■ Problem
Write out all the entries word for word and omit any pictures.

■ Records for this task
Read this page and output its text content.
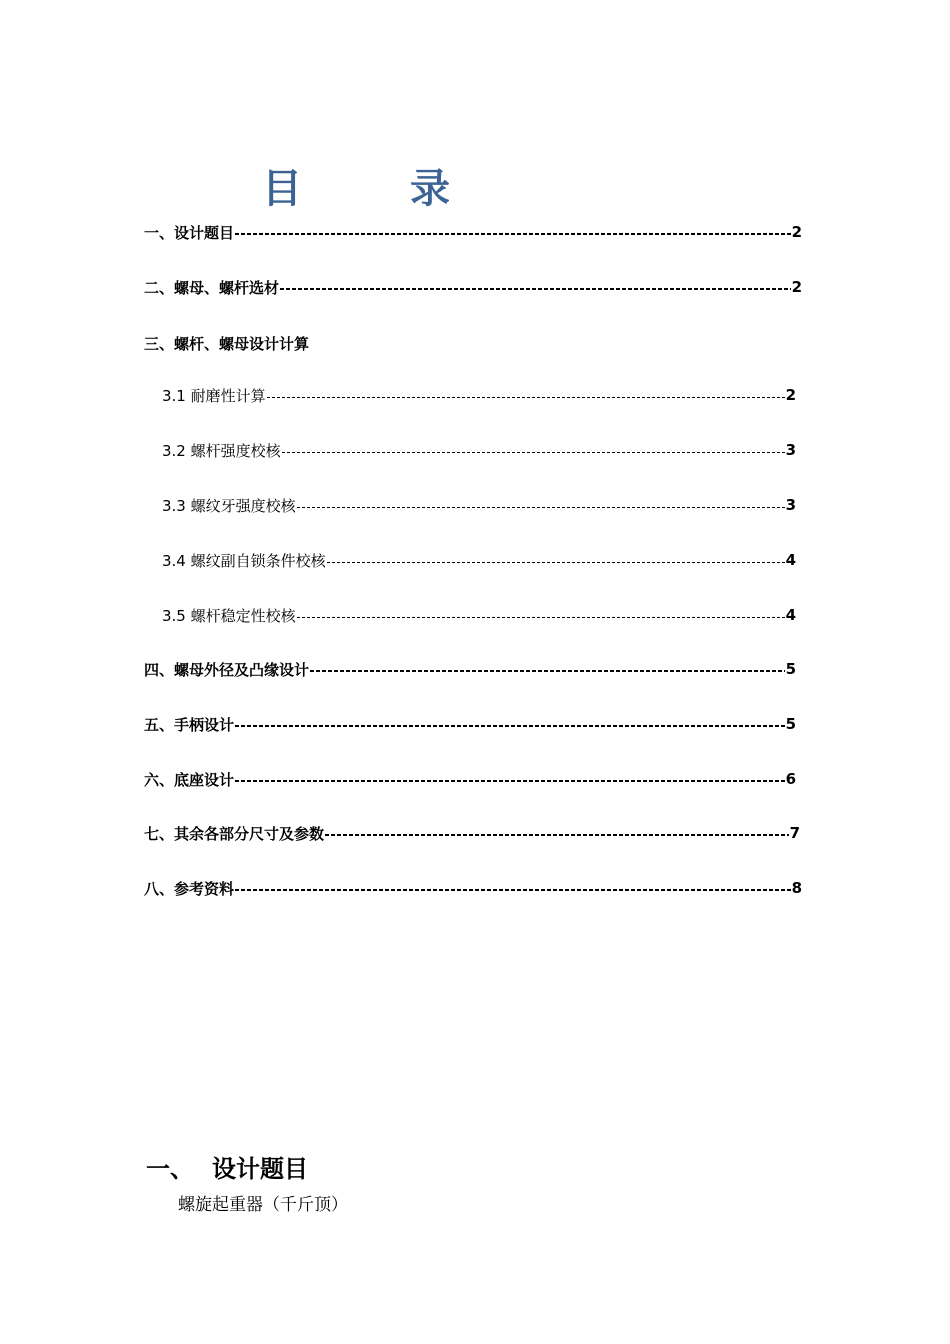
目　录
一、设计题目	2
二、螺母、螺杆选材	2
三、螺杆、螺母设计计算
3.1 耐磨性计算	2
3.2 螺杆强度校核	3
3.3 螺纹牙强度校核	3
3.4 螺纹副自锁条件校核	4
3.5 螺杆稳定性校核	4
四、螺母外径及凸缘设计	5
五、手柄设计	5
六、底座设计	6
七、其余各部分尺寸及参数	7
八、参考资料	8
一、 设计题目
螺旋起重器（千斤顶）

■ Correct response
Read this page and output its text content.
目　录
一、设计题目	2
二、螺母、螺杆选材	2
三、螺杆、螺母设计计算
3.1 耐磨性计算	2
3.2 螺杆强度校核	3
3.3 螺纹牙强度校核	3
3.4 螺纹副自锁条件校核	4
3.5 螺杆稳定性校核	4
四、螺母外径及凸缘设计	5
五、手柄设计	5
六、底座设计	6
七、其余各部分尺寸及参数	7
八、参考资料	8
一、 设计题目
螺旋起重器（千斤顶）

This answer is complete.